* **WHAT TO DO**
Rewrite every line of the rows below as a Markdown table with two columns, No. for the row number and Line for the text of that line. Skip blank lines and leave the pictures out of the answer.
[start of DATASET EXTRACT]
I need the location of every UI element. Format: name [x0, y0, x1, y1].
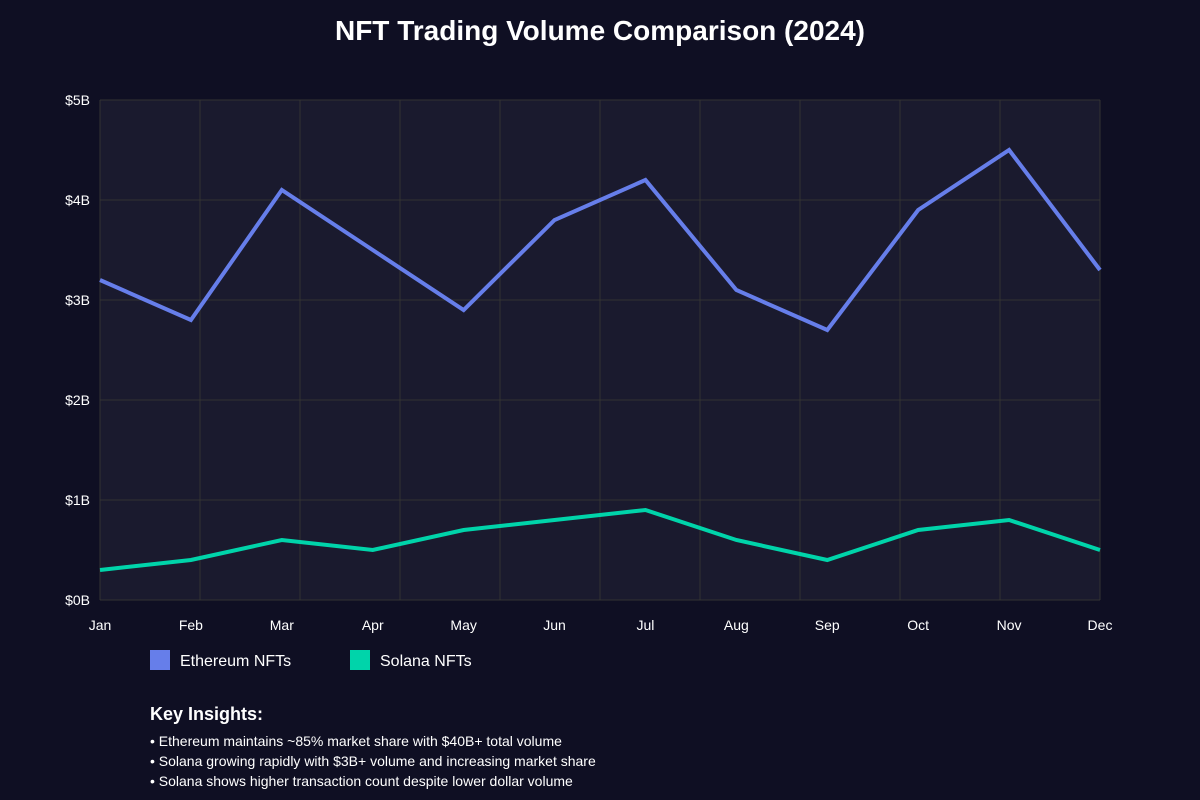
insight-item: • Solana shows higher transaction count … — [150, 773, 573, 789]
y-axis: $0B $1B $2B $3B $4B $5B — [65, 92, 90, 608]
y-tick-label: $0B — [65, 592, 90, 608]
x-tick-label: Jan — [89, 617, 112, 633]
series-line-ethereum-nfts — [99, 147, 1102, 333]
chart-title: NFT Trading Volume Comparison (2024) — [335, 15, 865, 46]
x-axis: Jan Feb Mar Apr May Jun Jul Aug Sep Oct Nov Dec — [89, 617, 1113, 633]
x-tick-label: Oct — [907, 617, 929, 633]
y-tick-label: $2B — [65, 392, 90, 408]
legend-swatch — [150, 650, 170, 670]
x-tick-label: Aug — [724, 617, 749, 633]
insight-item: • Solana growing rapidly with $3B+ volum… — [150, 753, 596, 769]
grid-lines — [99, 99, 1101, 601]
insights-title: Key Insights: — [150, 704, 264, 724]
series-line-solana-nfts — [99, 507, 1101, 572]
insight-item: • Ethereum maintains ~85% market share w… — [150, 733, 562, 749]
y-tick-label: $1B — [65, 492, 90, 508]
legend: Ethereum NFTs Solana NFTs — [150, 650, 472, 670]
legend-label: Solana NFTs — [380, 653, 472, 670]
x-tick-label: Jun — [543, 617, 566, 633]
x-tick-label: Sep — [815, 617, 840, 633]
x-tick-label: Dec — [1088, 617, 1113, 633]
y-tick-label: $5B — [65, 92, 90, 108]
y-tick-label: $3B — [65, 292, 90, 308]
x-tick-label: Apr — [362, 617, 384, 633]
x-tick-label: May — [450, 617, 476, 633]
x-tick-label: Feb — [179, 617, 203, 633]
x-tick-label: Jul — [637, 617, 655, 633]
y-tick-label: $4B — [65, 192, 90, 208]
series-lines — [99, 147, 1102, 572]
legend-label: Ethereum NFTs — [180, 653, 291, 670]
x-tick-label: Nov — [997, 617, 1022, 633]
legend-swatch — [350, 650, 370, 670]
x-tick-label: Mar — [270, 617, 294, 633]
key-insights: Key Insights: • Ethereum maintains ~85% … — [150, 703, 1150, 791]
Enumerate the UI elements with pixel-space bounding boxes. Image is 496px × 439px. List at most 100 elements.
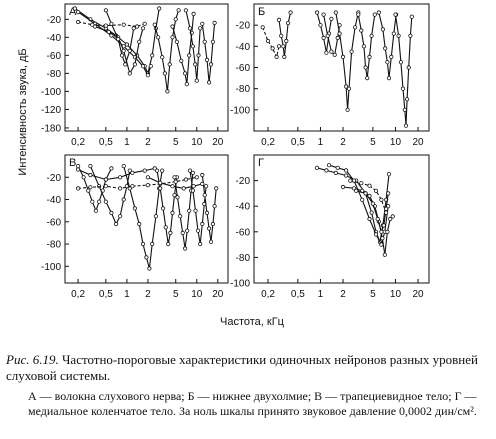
data-point bbox=[375, 216, 380, 222]
data-point bbox=[190, 188, 195, 193]
data-point bbox=[121, 22, 126, 27]
data-point bbox=[383, 210, 389, 215]
data-point bbox=[150, 53, 155, 58]
data-point bbox=[132, 206, 137, 211]
data-point bbox=[390, 214, 395, 219]
panel-letter: Г bbox=[258, 157, 264, 169]
data-point bbox=[118, 186, 123, 191]
data-point bbox=[379, 242, 384, 247]
y-tick-label: -60 bbox=[47, 51, 62, 62]
data-point bbox=[170, 35, 175, 40]
data-point bbox=[142, 21, 147, 26]
series-line bbox=[357, 14, 376, 79]
data-point bbox=[383, 206, 389, 211]
data-point bbox=[343, 168, 349, 173]
data-point bbox=[103, 23, 109, 28]
data-point bbox=[329, 49, 334, 54]
data-point bbox=[86, 188, 91, 193]
data-point bbox=[119, 53, 125, 58]
data-point bbox=[81, 175, 86, 180]
data-point bbox=[380, 236, 385, 241]
y-tick-label: -100 bbox=[230, 279, 250, 290]
data-point bbox=[351, 186, 357, 191]
data-point bbox=[337, 31, 342, 36]
data-point bbox=[195, 228, 201, 233]
data-point bbox=[170, 24, 175, 29]
data-point bbox=[135, 24, 140, 29]
data-point bbox=[106, 29, 111, 34]
panel-b: Б -20 -40 -60 -80 -100 0,2 0,5 1 2 5 10 20 bbox=[230, 3, 430, 148]
data-point bbox=[369, 33, 374, 38]
data-point bbox=[284, 38, 289, 44]
data-point bbox=[376, 10, 381, 15]
data-point bbox=[385, 229, 390, 234]
x-tick-label: 0,2 bbox=[261, 137, 275, 148]
data-point bbox=[367, 54, 372, 60]
x-tick-label: 2 bbox=[145, 137, 151, 148]
figure-svg: А -20 -40 -60 -80 -100 -120 -180 0,2 0,5 1 2 5 10 20 Б… bbox=[17, 3, 430, 328]
y-tick-label: -80 bbox=[236, 84, 251, 95]
caption-legend: А — волокна слухового нерва; Б — нижнее … bbox=[28, 389, 477, 418]
x-tick-label: 10 bbox=[390, 289, 402, 300]
data-point bbox=[187, 26, 193, 31]
y-tick-label: -80 bbox=[236, 253, 251, 264]
data-point bbox=[379, 229, 384, 234]
data-point bbox=[200, 221, 205, 227]
x-tick-label: 2 bbox=[145, 289, 151, 300]
series-line bbox=[189, 170, 207, 245]
panel-letter: Б bbox=[258, 6, 265, 18]
data-point bbox=[359, 181, 364, 186]
data-point bbox=[380, 27, 385, 32]
data-point bbox=[127, 48, 132, 53]
data-point bbox=[326, 163, 332, 168]
data-point bbox=[214, 186, 219, 191]
y-tick-label: -20 bbox=[236, 176, 251, 187]
series-line bbox=[394, 14, 413, 126]
series-line bbox=[201, 174, 217, 242]
x-tick-label: 0,2 bbox=[261, 289, 275, 300]
y-tick-label: -40 bbox=[47, 195, 62, 206]
data-point bbox=[329, 16, 334, 21]
data-point bbox=[200, 181, 205, 186]
data-point bbox=[204, 57, 210, 63]
x-tick-label: 1 bbox=[124, 137, 130, 148]
data-point bbox=[352, 25, 358, 30]
data-point bbox=[382, 252, 387, 257]
data-point bbox=[123, 62, 128, 67]
data-point bbox=[361, 44, 366, 49]
y-tick-label: -40 bbox=[236, 202, 251, 213]
x-tick-label: 20 bbox=[412, 289, 424, 300]
data-point bbox=[185, 228, 190, 233]
data-point bbox=[288, 10, 293, 15]
y-tick-label: -80 bbox=[47, 69, 62, 80]
x-tick-label: 2 bbox=[340, 289, 346, 300]
panel-a: А -20 -40 -60 -80 -100 -120 -180 0,2 0,5 1 2 5 10 20 bbox=[41, 3, 229, 148]
series-line bbox=[201, 22, 216, 83]
data-point bbox=[178, 214, 183, 219]
data-point bbox=[163, 225, 168, 230]
data-point bbox=[365, 76, 370, 81]
x-tick-label: 0,2 bbox=[71, 289, 85, 300]
data-point bbox=[145, 175, 150, 180]
panel-letter: В bbox=[69, 157, 76, 169]
data-point bbox=[183, 8, 188, 13]
data-point bbox=[198, 241, 203, 247]
data-point bbox=[321, 35, 326, 41]
data-point bbox=[340, 184, 346, 190]
y-tick-label: -20 bbox=[47, 15, 62, 26]
data-point bbox=[162, 71, 167, 76]
y-tick-label: -40 bbox=[236, 42, 251, 53]
series-line bbox=[77, 165, 112, 213]
data-point bbox=[158, 180, 163, 185]
y-tick-label: -100 bbox=[230, 105, 250, 116]
x-tick-label: 0,5 bbox=[291, 137, 305, 148]
y-axis-label: Интенсивность звука, дБ bbox=[17, 48, 29, 175]
series-line bbox=[350, 180, 387, 213]
data-point bbox=[130, 170, 135, 175]
series-line bbox=[378, 12, 397, 79]
data-point bbox=[137, 221, 142, 227]
data-point bbox=[363, 191, 368, 196]
y-tick-label: -180 bbox=[41, 123, 61, 134]
data-point bbox=[385, 60, 390, 65]
data-point bbox=[383, 46, 388, 51]
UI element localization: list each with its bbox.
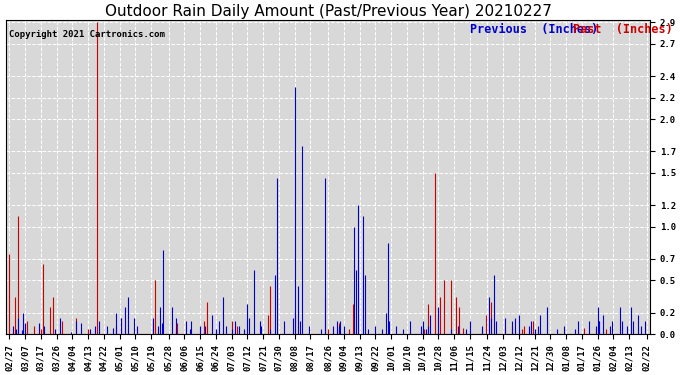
[end of DATASET EXTRACT]
* **TASK OUTPUT**
| No. | Line |
|---|---|
| 1 | I need the location of every UI element. Format: name [x0, y0, x1, y1]. |
| 2 | insight-item: • Solana shows higher transaction count … — [150, 773, 573, 789] |
| 3 | y-axis: $0B $1B $2B $3B $4B $5B — [65, 92, 90, 608] |
| 4 | y-tick-label: $0B — [65, 592, 90, 608] |
| 5 | x-tick-label: Jan — [89, 617, 112, 633] |
| 6 | series-line-ethereum-nfts — [99, 147, 1102, 333] |
| 7 | chart-title: NFT Trading Volume Comparison (2024) — [335, 15, 865, 46] |
| 8 | x-axis: Jan Feb Mar Apr May Jun Jul Aug Sep Oct Nov Dec — [89, 617, 1113, 633] |
| 9 | x-tick-label: Oct — [907, 617, 929, 633] |
| 10 | y-tick-label: $2B — [65, 392, 90, 408] |
| 11 | legend-swatch — [150, 650, 170, 670] |
| 12 | x-tick-label: Aug — [724, 617, 749, 633] |
| 13 | insight-item: • Solana growing rapidly with $3B+ volum… — [150, 753, 596, 769] |
| 14 | grid-lines — [99, 99, 1101, 601] |
| 15 | insights-title: Key Insights: — [150, 704, 264, 724] |
| 16 | series-line-solana-nfts — [99, 507, 1101, 572] |
| 17 | insight-item: • Ethereum maintains ~85% market share w… — [150, 733, 562, 749] |
| 18 | y-tick-label: $1B — [65, 492, 90, 508] |
| 19 | legend: Ethereum NFTs Solana NFTs — [150, 650, 472, 670] |
| 20 | legend-label: Solana NFTs — [380, 653, 472, 670] |
| 21 | x-tick-label: Jun — [543, 617, 566, 633] |
| 22 | x-tick-label: Sep — [815, 617, 840, 633] |
| 23 | x-tick-label: Dec — [1088, 617, 1113, 633] |
| 24 | y-tick-label: $5B — [65, 92, 90, 108] |
| 25 | y-tick-label: $3B — [65, 292, 90, 308] |
| 26 | x-tick-label: Apr — [362, 617, 384, 633] |
| 27 | x-tick-label: May — [450, 617, 476, 633] |
| 28 | x-tick-label: Feb — [179, 617, 203, 633] |
| 29 | x-tick-label: Jul — [637, 617, 655, 633] |
| 30 | y-tick-label: $4B — [65, 192, 90, 208] |
| 31 | series-lines — [99, 147, 1102, 572] |
| 32 | legend-label: Ethereum NFTs — [180, 653, 291, 670] |
| 33 | x-tick-label: Nov — [997, 617, 1022, 633] |
| 34 | legend-swatch — [350, 650, 370, 670] |
| 35 | x-tick-label: Mar — [270, 617, 294, 633] |
| 36 | key-insights: Key Insights: • Ethereum maintains ~85% … — [150, 703, 1150, 791] |
| 37 | Enumerate the UI elements with pixel-space bounding boxes. Image is 496px × 439px. List at most 100 elements. |
| 38 | data-point bbox=[375, 216, 380, 222] |
| 39 | data-point bbox=[190, 188, 195, 193] |
| 40 | data-point bbox=[121, 22, 126, 27] |
| 41 | data-point bbox=[383, 210, 389, 215] |
| 42 | data-point bbox=[150, 53, 155, 58] |
| 43 | data-point bbox=[132, 206, 137, 211] |
| 44 | data-point bbox=[390, 214, 395, 219] |
| 45 | panel-letter: Г bbox=[258, 157, 264, 169] |
| 46 | data-point bbox=[118, 186, 123, 191] |
| 47 | data-point bbox=[379, 242, 384, 247] |
| 48 | y-tick-label: -60 bbox=[47, 51, 62, 62] |
| 49 | data-point bbox=[170, 35, 175, 40] |
| 50 | data-point bbox=[142, 21, 147, 26] |
| 51 | series-line bbox=[357, 14, 376, 79] |
| 52 | data-point bbox=[383, 206, 389, 211] |
| 53 | data-point bbox=[343, 168, 349, 173] |
| 54 | data-point bbox=[103, 23, 109, 28] |
| 55 | data-point bbox=[329, 49, 334, 54] |
| 56 | data-point bbox=[86, 188, 91, 193] |
| 57 | data-point bbox=[119, 53, 125, 58] |
| 58 | data-point bbox=[81, 175, 86, 180] |
| 59 | data-point bbox=[380, 236, 385, 241] |
| 60 | y-tick-label: -100 bbox=[230, 279, 250, 290] |
| 61 | data-point bbox=[351, 186, 357, 191] |
| 62 | data-point bbox=[337, 31, 342, 36] |
| 63 | data-point bbox=[195, 228, 201, 233] |
| 64 | data-point bbox=[170, 24, 175, 29] |
| 65 | data-point bbox=[135, 24, 140, 29] |
| 66 | data-point bbox=[106, 29, 111, 34] |
| 67 | panel-b: Б -20 -40 -60 -80 -100 0,2 0,5 1 2 5 10 20 bbox=[230, 3, 430, 148] |
| 68 | data-point bbox=[369, 33, 374, 38] |
| 69 | data-point bbox=[284, 38, 289, 44] |
| 70 | data-point bbox=[376, 10, 381, 15] |
| 71 | data-point bbox=[385, 229, 390, 234] |
| 72 | x-tick-label: 0,2 bbox=[261, 137, 275, 148] |
| 73 | data-point bbox=[367, 54, 372, 60] |
| 74 | x-tick-label: 2 bbox=[145, 137, 151, 148] |
| 75 | figure-svg: А -20 -40 -60 -80 -100 -120 -180 0,2 0,5 1 2 5 10 20 Б… bbox=[17, 3, 430, 328] |
| 76 | y-tick-label: -80 bbox=[236, 84, 251, 95] |
| 77 | caption-legend: А — волокна слухового нерва; Б — нижнее … bbox=[28, 389, 477, 418] |
| 78 | x-tick-label: 10 bbox=[390, 289, 402, 300] |
| 79 | data-point bbox=[187, 26, 193, 31] |
| 80 | y-tick-label: -80 bbox=[236, 253, 251, 264] |
| 81 | data-point bbox=[379, 229, 384, 234] |
| 82 | data-point bbox=[200, 221, 205, 227] |
| 83 | x-tick-label: 2 bbox=[145, 289, 151, 300] |
| 84 | series-line bbox=[189, 170, 207, 245] |
| 85 | panel-letter: Б bbox=[258, 6, 265, 18] |
| 86 | data-point bbox=[359, 181, 364, 186] |
| 87 | data-point bbox=[380, 27, 385, 32] |
| 88 | data-point bbox=[127, 48, 132, 53] |
| 89 | data-point bbox=[326, 163, 332, 168] |
| 90 | data-point bbox=[214, 186, 219, 191] |
| 91 | y-tick-label: -20 bbox=[236, 176, 251, 187] |
| 92 | series-line bbox=[394, 14, 413, 126] |
| 93 | series-line bbox=[201, 174, 217, 242] |
| 94 | x-tick-label: 0,2 bbox=[261, 289, 275, 300] |
| 95 | y-tick-label: -40 bbox=[47, 195, 62, 206] |
| 96 | data-point bbox=[329, 16, 334, 21] |
| 97 | data-point bbox=[200, 181, 205, 186] |
| 98 | data-point bbox=[204, 57, 210, 63] |
| 99 | x-tick-label: 1 bbox=[124, 137, 130, 148] |
| 100 | data-point bbox=[352, 25, 358, 30] |
| 101 | data-point bbox=[382, 252, 387, 257] |
| 102 | data-point bbox=[123, 62, 128, 67] |
| 103 | data-point bbox=[361, 44, 366, 49] |
| 104 | y-tick-label: -40 bbox=[236, 202, 251, 213] |
| 105 | x-tick-label: 20 bbox=[412, 289, 424, 300] |
| 106 | data-point bbox=[185, 228, 190, 233] |
| 107 | data-point bbox=[288, 10, 293, 15] |
| 108 | y-tick-label: -80 bbox=[47, 69, 62, 80] |
| 109 | x-tick-label: 2 bbox=[340, 289, 346, 300] |
| 110 | panel-a: А -20 -40 -60 -80 -100 -120 -180 0,2 0,5 1 2 5 10 20 bbox=[41, 3, 229, 148] |
| 111 | series-line bbox=[201, 22, 216, 83] |
| 112 | data-point bbox=[178, 214, 183, 219] |
| 113 | data-point bbox=[163, 225, 168, 230] |
| 114 | data-point bbox=[365, 76, 370, 81] |
| 115 | x-tick-label: 0,2 bbox=[71, 289, 85, 300] |
| 116 | data-point bbox=[145, 175, 150, 180] |
| 117 | panel-letter: В bbox=[69, 157, 76, 169] |
| 118 | data-point bbox=[183, 8, 188, 13] |
| 119 | data-point bbox=[198, 241, 203, 247] |
| 120 | data-point bbox=[321, 35, 326, 41] |
| 121 | data-point bbox=[340, 184, 346, 190] |
| 122 | y-tick-label: -20 bbox=[47, 15, 62, 26] |
| 123 | data-point bbox=[162, 71, 167, 76] |
| 124 | y-tick-label: -40 bbox=[236, 42, 251, 53] |
| 125 | series-line bbox=[77, 165, 112, 213] |
| 126 | data-point bbox=[158, 180, 163, 185] |
| 127 | y-tick-label: -100 bbox=[230, 105, 250, 116] |
| 128 | x-tick-label: 0,5 bbox=[291, 137, 305, 148] |
| 129 | y-axis-label: Интенсивность звука, дБ bbox=[17, 48, 29, 175] |
| 130 | series-line bbox=[350, 180, 387, 213] |
| 131 | data-point bbox=[130, 170, 135, 175] |
| 132 | series-line bbox=[378, 12, 397, 79] |
| 133 | data-point bbox=[137, 221, 142, 227] |
| 134 | data-point bbox=[363, 191, 368, 196] |
| 135 | y-tick-label: -180 bbox=[41, 123, 61, 134] |
| 136 | data-point bbox=[385, 60, 390, 65] |
| 137 | data-point bbox=[383, 46, 388, 51] |
| 138 | UI element localization: list each with its bbox. |